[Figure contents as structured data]
##############################

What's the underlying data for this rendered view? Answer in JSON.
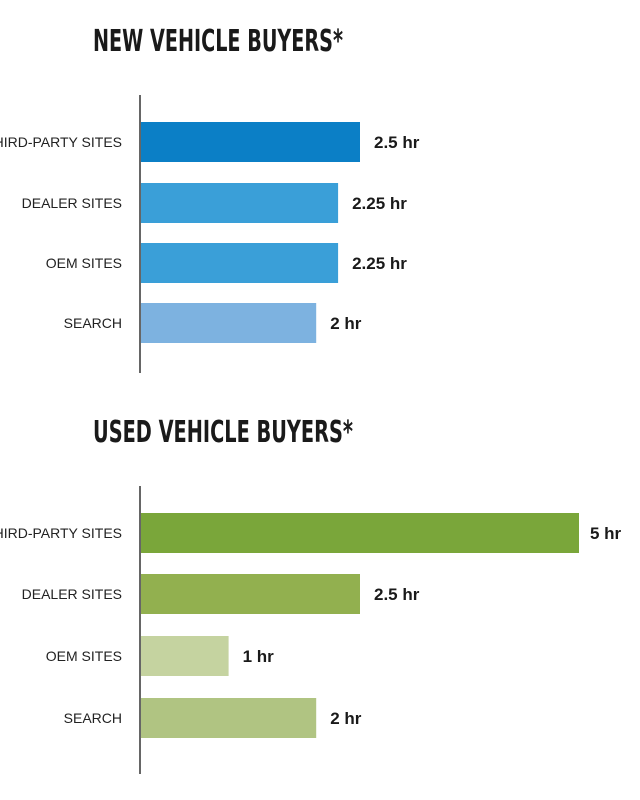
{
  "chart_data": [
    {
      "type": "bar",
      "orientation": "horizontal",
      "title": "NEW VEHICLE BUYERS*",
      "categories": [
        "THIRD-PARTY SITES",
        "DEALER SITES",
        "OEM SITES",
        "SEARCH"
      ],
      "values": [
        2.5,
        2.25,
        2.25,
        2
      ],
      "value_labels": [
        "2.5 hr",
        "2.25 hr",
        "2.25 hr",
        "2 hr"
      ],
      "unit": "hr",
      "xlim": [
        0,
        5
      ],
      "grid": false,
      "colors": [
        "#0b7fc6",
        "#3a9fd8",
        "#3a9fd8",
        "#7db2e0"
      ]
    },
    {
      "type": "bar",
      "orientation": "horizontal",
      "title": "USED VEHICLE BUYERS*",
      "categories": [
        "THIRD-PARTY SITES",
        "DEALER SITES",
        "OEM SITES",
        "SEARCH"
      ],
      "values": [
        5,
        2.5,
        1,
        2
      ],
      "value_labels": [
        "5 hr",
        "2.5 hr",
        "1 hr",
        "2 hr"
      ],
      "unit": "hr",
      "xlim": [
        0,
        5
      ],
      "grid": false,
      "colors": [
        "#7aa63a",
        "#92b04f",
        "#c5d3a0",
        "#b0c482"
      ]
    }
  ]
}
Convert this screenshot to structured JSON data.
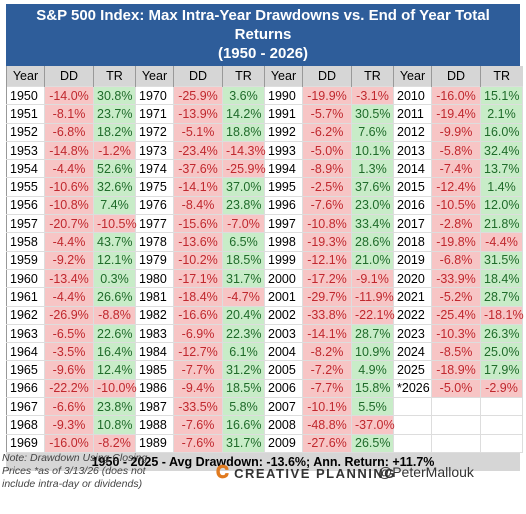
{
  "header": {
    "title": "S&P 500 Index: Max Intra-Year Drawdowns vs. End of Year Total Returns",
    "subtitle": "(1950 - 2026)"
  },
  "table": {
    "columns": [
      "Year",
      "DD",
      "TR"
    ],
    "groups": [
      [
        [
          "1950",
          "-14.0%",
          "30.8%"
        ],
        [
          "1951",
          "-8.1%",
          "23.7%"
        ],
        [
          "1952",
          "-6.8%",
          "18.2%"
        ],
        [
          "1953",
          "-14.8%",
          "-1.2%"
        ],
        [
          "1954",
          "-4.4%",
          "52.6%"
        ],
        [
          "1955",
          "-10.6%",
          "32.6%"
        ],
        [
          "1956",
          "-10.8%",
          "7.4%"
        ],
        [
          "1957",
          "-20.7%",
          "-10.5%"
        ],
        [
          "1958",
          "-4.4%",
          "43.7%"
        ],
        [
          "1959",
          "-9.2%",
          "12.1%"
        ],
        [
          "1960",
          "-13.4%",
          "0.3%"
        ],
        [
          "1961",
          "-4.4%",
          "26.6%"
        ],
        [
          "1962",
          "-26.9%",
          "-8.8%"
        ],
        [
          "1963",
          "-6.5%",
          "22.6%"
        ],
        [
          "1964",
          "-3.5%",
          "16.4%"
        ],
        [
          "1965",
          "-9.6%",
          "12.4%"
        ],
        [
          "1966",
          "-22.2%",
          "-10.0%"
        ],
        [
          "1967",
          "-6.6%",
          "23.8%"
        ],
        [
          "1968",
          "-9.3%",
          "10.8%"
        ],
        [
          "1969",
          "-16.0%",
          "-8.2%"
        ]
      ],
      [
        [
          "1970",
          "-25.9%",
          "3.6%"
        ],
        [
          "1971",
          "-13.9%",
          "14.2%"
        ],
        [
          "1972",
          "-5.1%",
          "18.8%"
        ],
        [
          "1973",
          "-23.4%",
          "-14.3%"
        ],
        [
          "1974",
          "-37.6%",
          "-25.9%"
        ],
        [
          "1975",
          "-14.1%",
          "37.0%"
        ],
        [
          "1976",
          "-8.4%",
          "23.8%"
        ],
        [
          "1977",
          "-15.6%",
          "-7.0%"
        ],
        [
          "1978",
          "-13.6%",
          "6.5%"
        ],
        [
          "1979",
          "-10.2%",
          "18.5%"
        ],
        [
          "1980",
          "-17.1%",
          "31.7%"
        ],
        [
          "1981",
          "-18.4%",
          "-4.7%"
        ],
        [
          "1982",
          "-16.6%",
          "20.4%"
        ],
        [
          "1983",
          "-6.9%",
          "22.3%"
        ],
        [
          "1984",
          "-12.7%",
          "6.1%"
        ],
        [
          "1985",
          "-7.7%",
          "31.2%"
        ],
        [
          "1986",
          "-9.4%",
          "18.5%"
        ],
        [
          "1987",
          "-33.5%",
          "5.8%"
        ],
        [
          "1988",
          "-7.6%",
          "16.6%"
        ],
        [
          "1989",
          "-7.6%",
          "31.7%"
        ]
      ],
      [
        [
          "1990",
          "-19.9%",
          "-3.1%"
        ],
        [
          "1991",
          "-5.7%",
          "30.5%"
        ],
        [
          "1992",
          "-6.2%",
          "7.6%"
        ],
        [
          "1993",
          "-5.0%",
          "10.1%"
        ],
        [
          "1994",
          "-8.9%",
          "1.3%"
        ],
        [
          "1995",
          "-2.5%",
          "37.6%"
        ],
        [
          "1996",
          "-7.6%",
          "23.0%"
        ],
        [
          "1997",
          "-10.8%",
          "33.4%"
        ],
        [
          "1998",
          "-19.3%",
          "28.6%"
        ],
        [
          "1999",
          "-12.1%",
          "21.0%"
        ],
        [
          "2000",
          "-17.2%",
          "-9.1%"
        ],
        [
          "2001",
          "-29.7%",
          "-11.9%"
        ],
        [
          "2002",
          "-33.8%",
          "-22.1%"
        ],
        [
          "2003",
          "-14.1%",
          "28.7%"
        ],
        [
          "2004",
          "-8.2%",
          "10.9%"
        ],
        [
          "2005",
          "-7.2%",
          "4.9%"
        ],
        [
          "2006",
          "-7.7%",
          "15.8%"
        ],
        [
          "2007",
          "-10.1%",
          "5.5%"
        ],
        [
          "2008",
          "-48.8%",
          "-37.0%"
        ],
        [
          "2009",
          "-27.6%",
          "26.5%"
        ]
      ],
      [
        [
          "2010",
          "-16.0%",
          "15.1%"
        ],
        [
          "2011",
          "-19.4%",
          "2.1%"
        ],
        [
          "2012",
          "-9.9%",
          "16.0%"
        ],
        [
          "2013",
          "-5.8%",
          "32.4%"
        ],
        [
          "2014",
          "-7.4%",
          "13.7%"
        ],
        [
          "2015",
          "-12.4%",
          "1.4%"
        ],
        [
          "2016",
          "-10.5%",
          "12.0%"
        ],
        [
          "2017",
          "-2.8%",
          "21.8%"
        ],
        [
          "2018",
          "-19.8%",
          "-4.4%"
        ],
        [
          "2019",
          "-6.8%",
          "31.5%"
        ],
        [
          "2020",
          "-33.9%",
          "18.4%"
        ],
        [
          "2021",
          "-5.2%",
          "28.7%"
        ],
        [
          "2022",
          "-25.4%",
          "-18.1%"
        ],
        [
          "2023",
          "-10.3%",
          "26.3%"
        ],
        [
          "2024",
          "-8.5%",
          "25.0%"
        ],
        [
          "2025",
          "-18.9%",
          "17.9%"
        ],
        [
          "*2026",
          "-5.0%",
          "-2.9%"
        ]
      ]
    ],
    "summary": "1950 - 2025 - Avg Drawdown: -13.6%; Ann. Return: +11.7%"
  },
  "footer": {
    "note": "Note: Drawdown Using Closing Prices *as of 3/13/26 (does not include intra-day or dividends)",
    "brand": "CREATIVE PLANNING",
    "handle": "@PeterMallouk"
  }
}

##############################

■ **Aim of the task**
Output every entry verbatim. Pictures do not belong in the copy.

■ **The solution**
What's the underlying data for this rendered view? Answer in JSON.
{
  "chart_data": [
    {
      "type": "bar",
      "orientation": "horizontal",
      "title": "NEW VEHICLE BUYERS*",
      "categories": [
        "THIRD-PARTY SITES",
        "DEALER SITES",
        "OEM SITES",
        "SEARCH"
      ],
      "values": [
        2.5,
        2.25,
        2.25,
        2
      ],
      "value_labels": [
        "2.5 hr",
        "2.25 hr",
        "2.25 hr",
        "2 hr"
      ],
      "unit": "hr",
      "xlim": [
        0,
        5
      ],
      "grid": false,
      "colors": [
        "#0b7fc6",
        "#3a9fd8",
        "#3a9fd8",
        "#7db2e0"
      ]
    },
    {
      "type": "bar",
      "orientation": "horizontal",
      "title": "USED VEHICLE BUYERS*",
      "categories": [
        "THIRD-PARTY SITES",
        "DEALER SITES",
        "OEM SITES",
        "SEARCH"
      ],
      "values": [
        5,
        2.5,
        1,
        2
      ],
      "value_labels": [
        "5 hr",
        "2.5 hr",
        "1 hr",
        "2 hr"
      ],
      "unit": "hr",
      "xlim": [
        0,
        5
      ],
      "grid": false,
      "colors": [
        "#7aa63a",
        "#92b04f",
        "#c5d3a0",
        "#b0c482"
      ]
    }
  ]
}
Convert this screenshot to structured JSON data.
{
  "header": {
    "title": "S&P 500 Index: Max Intra-Year Drawdowns vs. End of Year Total Returns",
    "subtitle": "(1950 - 2026)"
  },
  "table": {
    "columns": [
      "Year",
      "DD",
      "TR"
    ],
    "groups": [
      [
        [
          "1950",
          "-14.0%",
          "30.8%"
        ],
        [
          "1951",
          "-8.1%",
          "23.7%"
        ],
        [
          "1952",
          "-6.8%",
          "18.2%"
        ],
        [
          "1953",
          "-14.8%",
          "-1.2%"
        ],
        [
          "1954",
          "-4.4%",
          "52.6%"
        ],
        [
          "1955",
          "-10.6%",
          "32.6%"
        ],
        [
          "1956",
          "-10.8%",
          "7.4%"
        ],
        [
          "1957",
          "-20.7%",
          "-10.5%"
        ],
        [
          "1958",
          "-4.4%",
          "43.7%"
        ],
        [
          "1959",
          "-9.2%",
          "12.1%"
        ],
        [
          "1960",
          "-13.4%",
          "0.3%"
        ],
        [
          "1961",
          "-4.4%",
          "26.6%"
        ],
        [
          "1962",
          "-26.9%",
          "-8.8%"
        ],
        [
          "1963",
          "-6.5%",
          "22.6%"
        ],
        [
          "1964",
          "-3.5%",
          "16.4%"
        ],
        [
          "1965",
          "-9.6%",
          "12.4%"
        ],
        [
          "1966",
          "-22.2%",
          "-10.0%"
        ],
        [
          "1967",
          "-6.6%",
          "23.8%"
        ],
        [
          "1968",
          "-9.3%",
          "10.8%"
        ],
        [
          "1969",
          "-16.0%",
          "-8.2%"
        ]
      ],
      [
        [
          "1970",
          "-25.9%",
          "3.6%"
        ],
        [
          "1971",
          "-13.9%",
          "14.2%"
        ],
        [
          "1972",
          "-5.1%",
          "18.8%"
        ],
        [
          "1973",
          "-23.4%",
          "-14.3%"
        ],
        [
          "1974",
          "-37.6%",
          "-25.9%"
        ],
        [
          "1975",
          "-14.1%",
          "37.0%"
        ],
        [
          "1976",
          "-8.4%",
          "23.8%"
        ],
        [
          "1977",
          "-15.6%",
          "-7.0%"
        ],
        [
          "1978",
          "-13.6%",
          "6.5%"
        ],
        [
          "1979",
          "-10.2%",
          "18.5%"
        ],
        [
          "1980",
          "-17.1%",
          "31.7%"
        ],
        [
          "1981",
          "-18.4%",
          "-4.7%"
        ],
        [
          "1982",
          "-16.6%",
          "20.4%"
        ],
        [
          "1983",
          "-6.9%",
          "22.3%"
        ],
        [
          "1984",
          "-12.7%",
          "6.1%"
        ],
        [
          "1985",
          "-7.7%",
          "31.2%"
        ],
        [
          "1986",
          "-9.4%",
          "18.5%"
        ],
        [
          "1987",
          "-33.5%",
          "5.8%"
        ],
        [
          "1988",
          "-7.6%",
          "16.6%"
        ],
        [
          "1989",
          "-7.6%",
          "31.7%"
        ]
      ],
      [
        [
          "1990",
          "-19.9%",
          "-3.1%"
        ],
        [
          "1991",
          "-5.7%",
          "30.5%"
        ],
        [
          "1992",
          "-6.2%",
          "7.6%"
        ],
        [
          "1993",
          "-5.0%",
          "10.1%"
        ],
        [
          "1994",
          "-8.9%",
          "1.3%"
        ],
        [
          "1995",
          "-2.5%",
          "37.6%"
        ],
        [
          "1996",
          "-7.6%",
          "23.0%"
        ],
        [
          "1997",
          "-10.8%",
          "33.4%"
        ],
        [
          "1998",
          "-19.3%",
          "28.6%"
        ],
        [
          "1999",
          "-12.1%",
          "21.0%"
        ],
        [
          "2000",
          "-17.2%",
          "-9.1%"
        ],
        [
          "2001",
          "-29.7%",
          "-11.9%"
        ],
        [
          "2002",
          "-33.8%",
          "-22.1%"
        ],
        [
          "2003",
          "-14.1%",
          "28.7%"
        ],
        [
          "2004",
          "-8.2%",
          "10.9%"
        ],
        [
          "2005",
          "-7.2%",
          "4.9%"
        ],
        [
          "2006",
          "-7.7%",
          "15.8%"
        ],
        [
          "2007",
          "-10.1%",
          "5.5%"
        ],
        [
          "2008",
          "-48.8%",
          "-37.0%"
        ],
        [
          "2009",
          "-27.6%",
          "26.5%"
        ]
      ],
      [
        [
          "2010",
          "-16.0%",
          "15.1%"
        ],
        [
          "2011",
          "-19.4%",
          "2.1%"
        ],
        [
          "2012",
          "-9.9%",
          "16.0%"
        ],
        [
          "2013",
          "-5.8%",
          "32.4%"
        ],
        [
          "2014",
          "-7.4%",
          "13.7%"
        ],
        [
          "2015",
          "-12.4%",
          "1.4%"
        ],
        [
          "2016",
          "-10.5%",
          "12.0%"
        ],
        [
          "2017",
          "-2.8%",
          "21.8%"
        ],
        [
          "2018",
          "-19.8%",
          "-4.4%"
        ],
        [
          "2019",
          "-6.8%",
          "31.5%"
        ],
        [
          "2020",
          "-33.9%",
          "18.4%"
        ],
        [
          "2021",
          "-5.2%",
          "28.7%"
        ],
        [
          "2022",
          "-25.4%",
          "-18.1%"
        ],
        [
          "2023",
          "-10.3%",
          "26.3%"
        ],
        [
          "2024",
          "-8.5%",
          "25.0%"
        ],
        [
          "2025",
          "-18.9%",
          "17.9%"
        ],
        [
          "*2026",
          "-5.0%",
          "-2.9%"
        ]
      ]
    ],
    "summary": "1950 - 2025 - Avg Drawdown: -13.6%; Ann. Return: +11.7%"
  },
  "footer": {
    "note": "Note: Drawdown Using Closing Prices *as of 3/13/26 (does not include intra-day or dividends)",
    "brand": "CREATIVE PLANNING",
    "handle": "@PeterMallouk"
  }
}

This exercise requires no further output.